-- Aim of the exercise --
Return every line of the data below that includes the string "物业管理服务".

-- Stored records --

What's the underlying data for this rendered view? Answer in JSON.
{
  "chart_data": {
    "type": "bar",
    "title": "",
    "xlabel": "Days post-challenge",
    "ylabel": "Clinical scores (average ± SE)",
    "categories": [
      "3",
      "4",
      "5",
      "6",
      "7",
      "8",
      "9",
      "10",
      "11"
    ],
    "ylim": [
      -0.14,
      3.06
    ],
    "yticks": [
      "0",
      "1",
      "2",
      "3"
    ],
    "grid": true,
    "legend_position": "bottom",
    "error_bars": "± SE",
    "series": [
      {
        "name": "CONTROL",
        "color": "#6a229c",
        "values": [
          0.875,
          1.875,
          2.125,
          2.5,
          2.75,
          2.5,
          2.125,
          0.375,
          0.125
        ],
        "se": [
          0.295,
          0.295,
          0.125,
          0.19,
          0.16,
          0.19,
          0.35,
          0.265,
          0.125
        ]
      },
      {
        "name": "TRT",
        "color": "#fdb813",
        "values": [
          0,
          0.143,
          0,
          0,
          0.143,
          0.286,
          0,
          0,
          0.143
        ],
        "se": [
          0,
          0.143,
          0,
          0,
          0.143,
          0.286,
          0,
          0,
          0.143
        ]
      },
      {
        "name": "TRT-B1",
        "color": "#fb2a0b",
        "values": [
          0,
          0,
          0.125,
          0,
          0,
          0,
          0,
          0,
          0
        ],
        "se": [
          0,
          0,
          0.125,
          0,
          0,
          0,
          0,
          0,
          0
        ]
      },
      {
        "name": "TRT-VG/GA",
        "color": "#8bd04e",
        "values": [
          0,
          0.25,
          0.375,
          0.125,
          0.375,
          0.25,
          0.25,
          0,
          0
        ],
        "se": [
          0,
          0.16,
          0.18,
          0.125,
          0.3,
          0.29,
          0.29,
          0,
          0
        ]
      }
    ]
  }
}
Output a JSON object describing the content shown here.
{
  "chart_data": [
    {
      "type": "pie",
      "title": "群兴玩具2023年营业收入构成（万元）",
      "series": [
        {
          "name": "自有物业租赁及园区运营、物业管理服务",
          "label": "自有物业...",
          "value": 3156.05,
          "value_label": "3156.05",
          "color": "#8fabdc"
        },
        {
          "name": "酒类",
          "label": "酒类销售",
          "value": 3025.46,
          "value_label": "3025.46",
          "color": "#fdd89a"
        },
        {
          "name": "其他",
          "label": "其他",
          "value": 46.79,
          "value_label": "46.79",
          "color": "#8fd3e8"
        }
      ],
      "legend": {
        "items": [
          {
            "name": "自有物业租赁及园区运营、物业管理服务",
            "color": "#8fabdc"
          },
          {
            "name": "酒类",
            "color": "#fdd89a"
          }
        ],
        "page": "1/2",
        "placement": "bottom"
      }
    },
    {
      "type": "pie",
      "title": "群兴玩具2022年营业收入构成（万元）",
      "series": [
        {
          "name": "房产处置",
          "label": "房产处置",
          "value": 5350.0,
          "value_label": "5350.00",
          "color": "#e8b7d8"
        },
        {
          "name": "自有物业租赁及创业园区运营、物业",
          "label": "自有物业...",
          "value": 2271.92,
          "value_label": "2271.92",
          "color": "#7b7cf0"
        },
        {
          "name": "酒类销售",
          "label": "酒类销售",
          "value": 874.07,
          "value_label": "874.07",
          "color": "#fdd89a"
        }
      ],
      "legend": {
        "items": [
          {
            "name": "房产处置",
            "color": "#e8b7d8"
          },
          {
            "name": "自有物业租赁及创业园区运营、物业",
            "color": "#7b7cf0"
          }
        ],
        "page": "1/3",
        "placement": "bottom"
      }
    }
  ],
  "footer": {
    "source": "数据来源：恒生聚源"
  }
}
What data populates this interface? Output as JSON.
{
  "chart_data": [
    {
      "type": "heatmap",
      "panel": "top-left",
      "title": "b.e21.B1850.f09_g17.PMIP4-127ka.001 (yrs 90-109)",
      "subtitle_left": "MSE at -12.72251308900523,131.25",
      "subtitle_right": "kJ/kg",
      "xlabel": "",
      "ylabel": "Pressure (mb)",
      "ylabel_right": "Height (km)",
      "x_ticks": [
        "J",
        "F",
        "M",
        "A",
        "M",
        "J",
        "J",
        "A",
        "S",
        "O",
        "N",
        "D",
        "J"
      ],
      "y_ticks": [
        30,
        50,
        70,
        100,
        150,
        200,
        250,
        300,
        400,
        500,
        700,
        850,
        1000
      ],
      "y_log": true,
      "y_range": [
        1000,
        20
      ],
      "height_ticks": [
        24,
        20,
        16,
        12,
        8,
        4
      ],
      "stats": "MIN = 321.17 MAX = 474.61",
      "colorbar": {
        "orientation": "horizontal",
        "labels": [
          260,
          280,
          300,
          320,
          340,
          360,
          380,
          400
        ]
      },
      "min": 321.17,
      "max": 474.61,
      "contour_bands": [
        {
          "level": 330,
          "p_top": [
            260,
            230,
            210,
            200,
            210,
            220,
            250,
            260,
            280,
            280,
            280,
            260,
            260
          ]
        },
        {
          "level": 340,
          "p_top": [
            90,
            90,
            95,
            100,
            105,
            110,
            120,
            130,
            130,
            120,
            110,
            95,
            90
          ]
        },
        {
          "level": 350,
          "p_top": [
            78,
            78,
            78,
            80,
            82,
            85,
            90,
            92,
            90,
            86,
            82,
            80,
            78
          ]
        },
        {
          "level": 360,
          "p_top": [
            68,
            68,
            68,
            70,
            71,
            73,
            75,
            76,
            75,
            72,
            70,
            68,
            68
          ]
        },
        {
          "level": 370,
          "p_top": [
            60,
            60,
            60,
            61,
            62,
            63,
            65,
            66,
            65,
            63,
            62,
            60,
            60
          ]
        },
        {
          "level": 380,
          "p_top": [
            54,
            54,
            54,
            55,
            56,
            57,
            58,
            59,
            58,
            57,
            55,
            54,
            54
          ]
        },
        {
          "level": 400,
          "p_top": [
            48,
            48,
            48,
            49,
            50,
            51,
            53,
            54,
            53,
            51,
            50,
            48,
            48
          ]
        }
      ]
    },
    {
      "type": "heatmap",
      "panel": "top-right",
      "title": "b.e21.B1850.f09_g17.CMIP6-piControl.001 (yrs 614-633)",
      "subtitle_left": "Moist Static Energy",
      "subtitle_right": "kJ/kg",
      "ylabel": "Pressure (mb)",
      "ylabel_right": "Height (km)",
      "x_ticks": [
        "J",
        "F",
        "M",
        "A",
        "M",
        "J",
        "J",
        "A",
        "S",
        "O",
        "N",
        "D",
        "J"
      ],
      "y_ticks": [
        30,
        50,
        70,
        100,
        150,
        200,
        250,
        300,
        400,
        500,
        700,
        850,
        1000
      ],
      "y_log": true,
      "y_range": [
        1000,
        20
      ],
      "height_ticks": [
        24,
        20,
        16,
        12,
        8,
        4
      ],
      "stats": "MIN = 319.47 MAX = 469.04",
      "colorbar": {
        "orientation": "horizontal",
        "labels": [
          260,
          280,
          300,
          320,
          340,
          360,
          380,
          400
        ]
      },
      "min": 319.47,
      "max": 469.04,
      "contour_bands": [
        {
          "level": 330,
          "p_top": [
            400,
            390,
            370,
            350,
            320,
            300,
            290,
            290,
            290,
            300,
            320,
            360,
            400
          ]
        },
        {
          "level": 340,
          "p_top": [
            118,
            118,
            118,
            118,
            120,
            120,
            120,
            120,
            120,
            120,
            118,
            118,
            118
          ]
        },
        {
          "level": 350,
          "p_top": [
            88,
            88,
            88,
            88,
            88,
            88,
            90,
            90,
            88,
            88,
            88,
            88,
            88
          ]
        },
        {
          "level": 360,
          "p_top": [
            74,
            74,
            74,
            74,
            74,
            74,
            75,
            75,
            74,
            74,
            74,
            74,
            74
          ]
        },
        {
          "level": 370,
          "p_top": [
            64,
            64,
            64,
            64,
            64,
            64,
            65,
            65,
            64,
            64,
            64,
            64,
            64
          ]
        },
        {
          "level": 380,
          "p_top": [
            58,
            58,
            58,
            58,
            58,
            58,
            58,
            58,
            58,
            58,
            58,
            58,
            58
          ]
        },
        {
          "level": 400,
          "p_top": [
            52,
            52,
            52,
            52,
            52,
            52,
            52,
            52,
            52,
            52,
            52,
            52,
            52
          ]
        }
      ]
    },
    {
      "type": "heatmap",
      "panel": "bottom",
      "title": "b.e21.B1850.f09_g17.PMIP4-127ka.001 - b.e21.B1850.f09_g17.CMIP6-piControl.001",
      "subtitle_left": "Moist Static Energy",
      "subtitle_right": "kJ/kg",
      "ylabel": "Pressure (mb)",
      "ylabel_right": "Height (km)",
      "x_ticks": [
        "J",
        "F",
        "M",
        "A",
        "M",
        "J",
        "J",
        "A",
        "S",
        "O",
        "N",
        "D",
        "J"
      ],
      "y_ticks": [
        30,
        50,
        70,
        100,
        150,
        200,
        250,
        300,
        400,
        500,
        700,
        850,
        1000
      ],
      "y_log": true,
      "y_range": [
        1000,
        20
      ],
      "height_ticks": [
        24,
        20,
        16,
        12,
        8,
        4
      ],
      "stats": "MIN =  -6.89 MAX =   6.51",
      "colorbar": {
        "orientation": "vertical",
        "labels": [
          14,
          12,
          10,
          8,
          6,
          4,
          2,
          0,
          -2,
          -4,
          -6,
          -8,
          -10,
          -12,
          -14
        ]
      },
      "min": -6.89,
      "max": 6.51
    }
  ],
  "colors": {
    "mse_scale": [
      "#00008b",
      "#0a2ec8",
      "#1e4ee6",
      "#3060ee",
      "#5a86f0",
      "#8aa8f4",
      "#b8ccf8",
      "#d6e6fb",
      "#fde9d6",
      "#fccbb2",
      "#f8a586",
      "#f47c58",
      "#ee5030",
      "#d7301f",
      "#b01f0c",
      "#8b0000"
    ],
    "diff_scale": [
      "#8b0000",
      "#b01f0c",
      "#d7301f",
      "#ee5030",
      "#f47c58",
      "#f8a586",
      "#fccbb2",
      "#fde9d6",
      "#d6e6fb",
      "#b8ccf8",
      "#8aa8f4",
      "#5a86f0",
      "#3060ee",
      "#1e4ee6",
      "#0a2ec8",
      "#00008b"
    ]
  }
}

-- Written answer --
          "name": "自有物业租赁及园区运营、物业管理服务",
            "name": "自有物业租赁及园区运营、物业管理服务",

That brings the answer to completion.